STORED DATA.
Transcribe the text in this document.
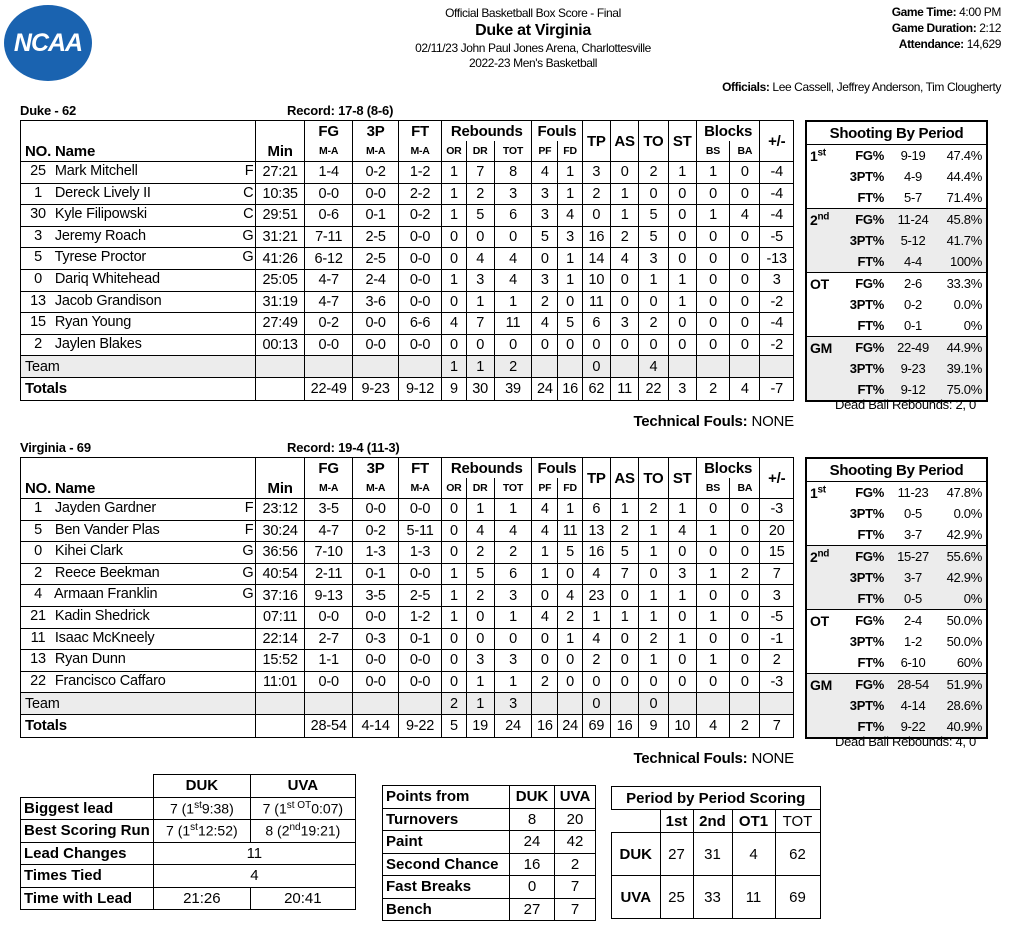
NCAA
®
Official Basketball Box Score - Final
Duke at Virginia
02/11/23 John Paul Jones Arena, Charlottesville
2022-23 Men's Basketball
Game Time: 4:00 PM
Game Duration: 2:12
Attendance: 14,629
Officials: Lee Cassell, Jeffrey Anderson, Tim Clougherty
Duke - 62	Record: 17-8 (8-6)
		FG	3P	FT	Rebounds			Fouls		TP	AS	TO	ST	Blocks		+/-
NO. Name	Min	M-A	M-A	M-A	OR	DR	TOT	PF	FD					BS	BA	

25 Mark Mitchell F	27:21	1-4	0-2	1-2	1	7	8	4	1	3	0	2	1	1	0	-4

1 Dereck Lively II C	10:35	0-0	0-0	2-2	1	2	3	3	1	2	1	0	0	0	0	-4

30 Kyle Filipowski C	29:51	0-6	0-1	0-2	1	5	6	3	4	0	1	5	0	1	4	-4

3 Jeremy Roach G	31:21	7-11	2-5	0-0	0	0	0	5	3	16	2	5	0	0	0	-5

5 Tyrese Proctor G	41:26	6-12	2-5	0-0	0	4	4	0	1	14	4	3	0	0	0	-13

0 Dariq Whitehead	25:05	4-7	2-4	0-0	1	3	4	3	1	10	0	1	1	0	0	3

13 Jacob Grandison	31:19	4-7	3-6	0-0	0	1	1	2	0	11	0	0	1	0	0	-2

15 Ryan Young	27:49	0-2	0-0	6-6	4	7	11	4	5	6	3	2	0	0	0	-4

2 Jaylen Blakes	00:13	0-0	0-0	0-0	0	0	0	0	0	0	0	0	0	0	0	-2
Team					1	1	2			0		4				
Totals		22-49	9-23	9-12	9	30	39	24	16	62	11	22	3	2	4	-7
Technical Fouls: NONE
Shooting By Period			
1st	FG%	9-19	47.4%
	3PT%	4-9	44.4%
	FT%	5-7	71.4%
2nd	FG%	11-24	45.8%
	3PT%	5-12	41.7%
	FT%	4-4	100%
OT	FG%	2-6	33.3%
	3PT%	0-2	0.0%
	FT%	0-1	0%
GM	FG%	22-49	44.9%
	3PT%	9-23	39.1%
	FT%	9-12	75.0%
Dead Ball Rebounds: 2, 0
Virginia - 69	Record: 19-4 (11-3)
		FG	3P	FT	Rebounds			Fouls		TP	AS	TO	ST	Blocks		+/-
NO. Name	Min	M-A	M-A	M-A	OR	DR	TOT	PF	FD					BS	BA	

1 Jayden Gardner F	23:12	3-5	0-0	0-0	0	1	1	4	1	6	1	2	1	0	0	-3

5 Ben Vander Plas F	30:24	4-7	0-2	5-11	0	4	4	4	11	13	2	1	4	1	0	20

0 Kihei Clark G	36:56	7-10	1-3	1-3	0	2	2	1	5	16	5	1	0	0	0	15

2 Reece Beekman G	40:54	2-11	0-1	0-0	1	5	6	1	0	4	7	0	3	1	2	7

4 Armaan Franklin G	37:16	9-13	3-5	2-5	1	2	3	0	4	23	0	1	1	0	0	3

21 Kadin Shedrick	07:11	0-0	0-0	1-2	1	0	1	4	2	1	1	1	0	1	0	-5

11 Isaac McKneely	22:14	2-7	0-3	0-1	0	0	0	0	1	4	0	2	1	0	0	-1

13 Ryan Dunn	15:52	1-1	0-0	0-0	0	3	3	0	0	2	0	1	0	1	0	2

22 Francisco Caffaro	11:01	0-0	0-0	0-0	0	1	1	2	0	0	0	0	0	0	0	-3
Team					2	1	3			0		0				
Totals		28-54	4-14	9-22	5	19	24	16	24	69	16	9	10	4	2	7
Technical Fouls: NONE
Shooting By Period			
1st	FG%	11-23	47.8%
	3PT%	0-5	0.0%
	FT%	3-7	42.9%
2nd	FG%	15-27	55.6%
	3PT%	3-7	42.9%
	FT%	0-5	0%
OT	FG%	2-4	50.0%
	3PT%	1-2	50.0%
	FT%	6-10	60%
GM	FG%	28-54	51.9%
	3PT%	4-14	28.6%
	FT%	9-22	40.9%
Dead Ball Rebounds: 4, 0
	DUK	UVA
Biggest lead	7 (1st9:38)	7 $(1^{st OT}0:07)$
Best Scoring Run	7 (1st12:52)	8 (2nd19:21)
Lead Changes	11	
Times Tied	4	
Time with Lead	21:26	20:41
Points from	DUK	UVA
Turnovers	8	20
Paint	24	42
Second Chance	16	2
Fast Breaks	0	7
Bench	27	7
Period by Period Scoring				
	1st	2nd	OT1	TOT
DUK	27	31	4	62
UVA	25	33	11	69
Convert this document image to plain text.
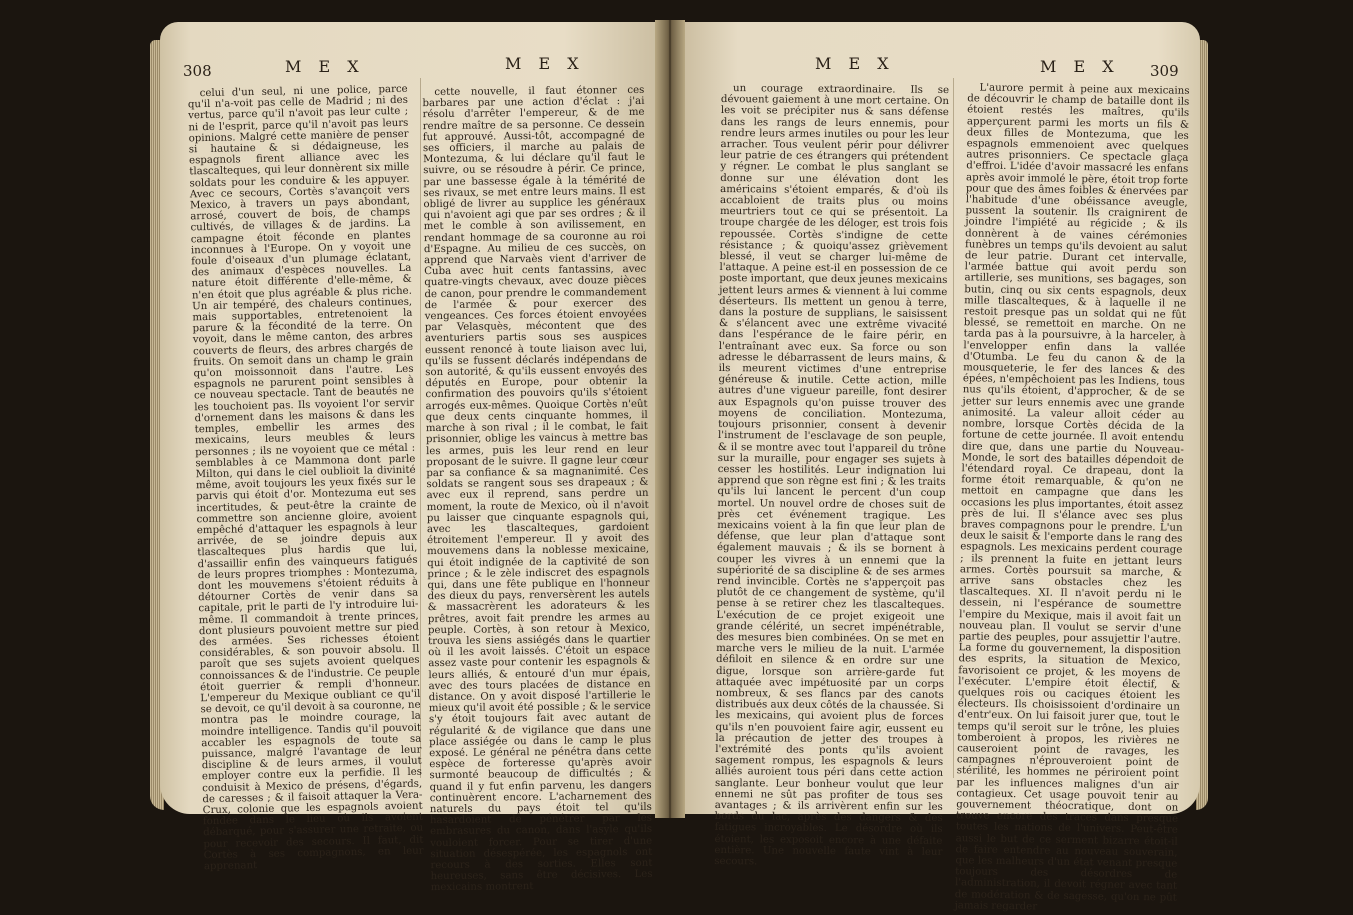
308	M E X	M E X	M E X	M E X 309

celui d'un seul, ni une police, parce qu'il n'a-voit pas celle de Madrid ; ni des vertus, parce qu'il n'avoit pas leur culte ; ni de l'esprit, parce qu'il n'avoit pas leurs opinions. Malgré cette manière de penser si hautaine & si dédaigneuse, les espagnols firent alliance avec les tlascalteques, qui leur donnèrent six mille soldats pour les conduire & les appuyer. Avec ce secours, Cortès s'avançoit vers Mexico, à travers un pays abondant, arrosé, couvert de bois, de champs cultivés, de villages & de jardins. La campagne étoit féconde en plantes inconnues à l'Europe. On y voyoit une foule d'oiseaux d'un plumage éclatant, des animaux d'espèces nouvelles. La nature étoit différente d'elle-même, & n'en étoit que plus agréable & plus riche. Un air tempéré, des chaleurs continues, mais supportables, entretenoient la parure & la fécondité de la terre. On voyoit, dans le même canton, des arbres couverts de fleurs, des arbres chargés de fruits. On semoit dans un champ le grain qu'on moissonnoit dans l'autre. Les espagnols ne parurent point sensibles à ce nouveau spectacle. Tant de beautés ne les touchoient pas. Ils voyoient l'or servir d'ornement dans les maisons & dans les temples, embellir les armes des mexicains, leurs meubles & leurs personnes ; ils ne voyoient que ce métal : semblables à ce Mammona dont parle Milton, qui dans le ciel oublioit la divinité même, avoit toujours les yeux fixés sur le parvis qui étoit d'or. Montezuma eut ses incertitudes, & peut-être la crainte de commettre son ancienne gloire, avoient empêché d'attaquer les espagnols à leur arrivée, de se joindre depuis aux tlascalteques plus hardis que lui, d'assaillir enfin des vainqueurs fatigués de leurs propres triomphes : Montezuma, dont les mouvemens s'étoient réduits à détourner Cortès de venir dans sa capitale, prit le parti de l'y introduire lui-même. Il commandoit à trente princes, dont plusieurs pouvoient mettre sur pied des armées. Ses richesses étoient considérables, & son pouvoir absolu. Il paroît que ses sujets avoient quelques connoissances & de l'industrie. Ce peuple étoit guerrier & rempli d'honneur. L'empereur du Mexique oubliant ce qu'il se devoit, ce qu'il devoit à sa couronne, ne montra pas le moindre courage, la moindre intelligence. Tandis qu'il pouvoit accabler les espagnols de toute sa puissance, malgré l'avantage de leur discipline & de leurs armes, il voulut employer contre eux la perfidie. Il les conduisit à Mexico de présens, d'égards, de caresses ; & il faisoit attaquer la Vera-Crux, colonie que les espagnols avoient fondée dans le lieu où ils avoient débarqué, pour s'assurer une retraite, ou pour recevoir des secours. Il faut, dit Cortès à ses compagnons, en leur apprenant

cette nouvelle, il faut étonner ces barbares par une action d'éclat : j'ai résolu d'arrêter l'empereur, & de me rendre maître de sa personne. Ce dessein fut approuvé. Aussi-tôt, accompagné de ses officiers, il marche au palais de Montezuma, & lui déclare qu'il faut le suivre, ou se résoudre à périr. Ce prince, par une bassesse égale à la témérité de ses rivaux, se met entre leurs mains. Il est obligé de livrer au supplice les généraux qui n'avoient agi que par ses ordres ; & il met le comble à son avilissement, en rendant hommage de sa couronne au roi d'Espagne. Au milieu de ces succès, on apprend que Narvaès vient d'arriver de Cuba avec huit cents fantassins, avec quatre-vingts chevaux, avec douze pièces de canon, pour prendre le commandement de l'armée & pour exercer des vengeances. Ces forces étoient envoyées par Velasquès, mécontent que des aventuriers partis sous ses auspices eussent renoncé à toute liaison avec lui, qu'ils se fussent déclarés indépendans de son autorité, & qu'ils eussent envoyés des députés en Europe, pour obtenir la confirmation des pouvoirs qu'ils s'étoient arrogés eux-mêmes. Quoique Cortès n'eût que deux cents cinquante hommes, il marche à son rival ; il le combat, le fait prisonnier, oblige les vaincus à mettre bas les armes, puis les leur rend en leur proposant de le suivre. Il gagne leur cœur par sa confiance & sa magnanimité. Ces soldats se rangent sous ses drapeaux ; & avec eux il reprend, sans perdre un moment, la route de Mexico, où il n'avoit pu laisser que cinquante espagnols qui, avec les tlascalteques, gardoient étroitement l'empereur. Il y avoit des mouvemens dans la noblesse mexicaine, qui étoit indignée de la captivité de son prince ; & le zèle indiscret des espagnols qui, dans une fête publique en l'honneur des dieux du pays, renversèrent les autels & massacrèrent les adorateurs & les prêtres, avoit fait prendre les armes au peuple. Cortès, à son retour à Mexico, trouva les siens assiégés dans le quartier où il les avoit laissés. C'étoit un espace assez vaste pour contenir les espagnols & leurs alliés, & entouré d'un mur épais, avec des tours placées de distance en distance. On y avoit disposé l'artillerie le mieux qu'il avoit été possible ; & le service s'y étoit toujours fait avec autant de régularité & de vigilance que dans une place assiégée ou dans le camp le plus exposé. Le général ne pénétra dans cette espèce de forteresse qu'après avoir surmonté beaucoup de difficultés ; & quand il y fut enfin parvenu, les dangers continuèrent encore. L'acharnement des naturels du pays étoit tel qu'ils hasardoient de pénétrer par les embrasures du canon, dans l'asyle qu'ils vouloient forcer. Pour se tirer d'une situation désespérée, les espagnols ont recours à des sorties. Elles sont heureuses, sans être décisives. Les mexicains montrent

un courage extraordinaire. Ils se dévouent gaiement à une mort certaine. On les voit se précipiter nus & sans défense dans les rangs de leurs ennemis, pour rendre leurs armes inutiles ou pour les leur arracher. Tous veulent périr pour délivrer leur patrie de ces étrangers qui prétendent y régner. Le combat le plus sanglant se donne sur une élévation dont les américains s'étoient emparés, & d'où ils accabloient de traits plus ou moins meurtriers tout ce qui se présentoit. La troupe chargée de les déloger, est trois fois repoussée. Cortès s'indigne de cette résistance ; & quoiqu'assez grièvement blessé, il veut se charger lui-même de l'attaque. A peine est-il en possession de ce poste important, que deux jeunes mexicains jettent leurs armes & viennent à lui comme déserteurs. Ils mettent un genou à terre, dans la posture de supplians, le saisissent & s'élancent avec une extrême vivacité dans l'espérance de le faire périr, en l'entraînant avec eux. Sa force ou son adresse le débarrassent de leurs mains, & ils meurent victimes d'une entreprise généreuse & inutile. Cette action, mille autres d'une vigueur pareille, font desirer aux Espagnols qu'on puisse trouver des moyens de conciliation. Montezuma, toujours prisonnier, consent à devenir l'instrument de l'esclavage de son peuple, & il se montre avec tout l'appareil du trône sur la muraille, pour engager ses sujets à cesser les hostilités. Leur indignation lui apprend que son règne est fini ; & les traits qu'ils lui lancent le percent d'un coup mortel. Un nouvel ordre de choses suit de près cet événement tragique. Les mexicains voient à la fin que leur plan de défense, que leur plan d'attaque sont également mauvais ; & ils se bornent à couper les vivres à un ennemi que la supériorité de sa discipline & de ses armes rend invincible. Cortès ne s'apperçoit pas plutôt de ce changement de système, qu'il pense à se retirer chez les tlascalteques. L'exécution de ce projet exigeoit une grande célérité, un secret impénétrable, des mesures bien combinées. On se met en marche vers le milieu de la nuit. L'armée défiloit en silence & en ordre sur une digue, lorsque son arrière-garde fut attaquée avec impétuosité par un corps nombreux, & ses flancs par des canots distribués aux deux côtés de la chaussée. Si les mexicains, qui avoient plus de forces qu'ils n'en pouvoient faire agir, eussent eu la précaution de jetter des troupes à l'extrémité des ponts qu'ils avoient sagement rompus, les espagnols & leurs alliés auroient tous péri dans cette action sanglante. Leur bonheur voulut que leur ennemi ne sût pas profiter de tous ses avantages ; & ils arrivèrent enfin sur les bords du lac, après des dangers & des fatigues incroyables. Le désordre où ils étoient, les exposoit encore à une défaite entière. Une nouvelle faute vint à leur secours.

L'aurore permit à peine aux mexicains de découvrir le champ de bataille dont ils étoient restés les maîtres, qu'ils apperçurent parmi les morts un fils & deux filles de Montezuma, que les espagnols emmenoient avec quelques autres prisonniers. Ce spectacle glaça d'effroi. L'idée d'avoir massacré les enfans après avoir immolé le père, étoit trop forte pour que des âmes foibles & énervées par l'habitude d'une obéissance aveugle, pussent la soutenir. Ils craignirent de joindre l'impiété au régicide ; & ils donnèrent à de vaines cérémonies funèbres un temps qu'ils devoient au salut de leur patrie. Durant cet intervalle, l'armée battue qui avoit perdu son artillerie, ses munitions, ses bagages, son butin, cinq ou six cents espagnols, deux mille tlascalteques, & à laquelle il ne restoit presque pas un soldat qui ne fût blessé, se remettoit en marche. On ne tarda pas à la poursuivre, à la harceler, à l'envelopper enfin dans la vallée d'Otumba. Le feu du canon & de la mousqueterie, le fer des lances & des épées, n'empêchoient pas les Indiens, tous nus qu'ils étoient, d'approcher, & de se jetter sur leurs ennemis avec une grande animosité. La valeur alloit céder au nombre, lorsque Cortès décida de la fortune de cette journée. Il avoit entendu dire que, dans une partie du Nouveau-Monde, le sort des batailles dépendoit de l'étendard royal. Ce drapeau, dont la forme étoit remarquable, & qu'on ne mettoit en campagne que dans les occasions les plus importantes, étoit assez près de lui. Il s'élance avec ses plus braves compagnons pour le prendre. L'un deux le saisit & l'emporte dans le rang des espagnols. Les mexicains perdent courage ; ils prennent la fuite en jettant leurs armes. Cortès poursuit sa marche, & arrive sans obstacles chez les tlascalteques. XI. Il n'avoit perdu ni le dessein, ni l'espérance de soumettre l'empire du Mexique, mais il avoit fait un nouveau plan. Il voulut se servir d'une partie des peuples, pour assujettir l'autre. La forme du gouvernement, la disposition des esprits, la situation de Mexico, favorisoient ce projet, & les moyens de l'exécuter. L'empire étoit électif, & quelques rois ou caciques étoient les électeurs. Ils choisissoient d'ordinaire un d'entr'eux. On lui faisoit jurer que, tout le temps qu'il seroit sur le trône, les pluies tomberoient à propos, les rivières ne causeroient point de ravages, les campagnes n'éprouveroient point de stérilité, les hommes ne périroient point par les influences malignes d'un air contagieux. Cet usage pouvoit tenir au gouvernement théocratique, dont on trouve encore des traces dans presque toutes les nations de l'univers. Peut-être aussi le but de ce serment bizarre étoit-il de faire entendre au nouveau souverain, que les malheurs d'un état venant presque toujours des désordres de l'administration, il devoit régner avec tant de modération & de sagesse, qu'on ne pût jamais regarder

WHAT YOU NEED TO DO.
List all lines from the entries that include the word "Virginia".

FULL OUTPUT.
Duke at Virginia
Virginia - 69	Record: 19-4 (11-3)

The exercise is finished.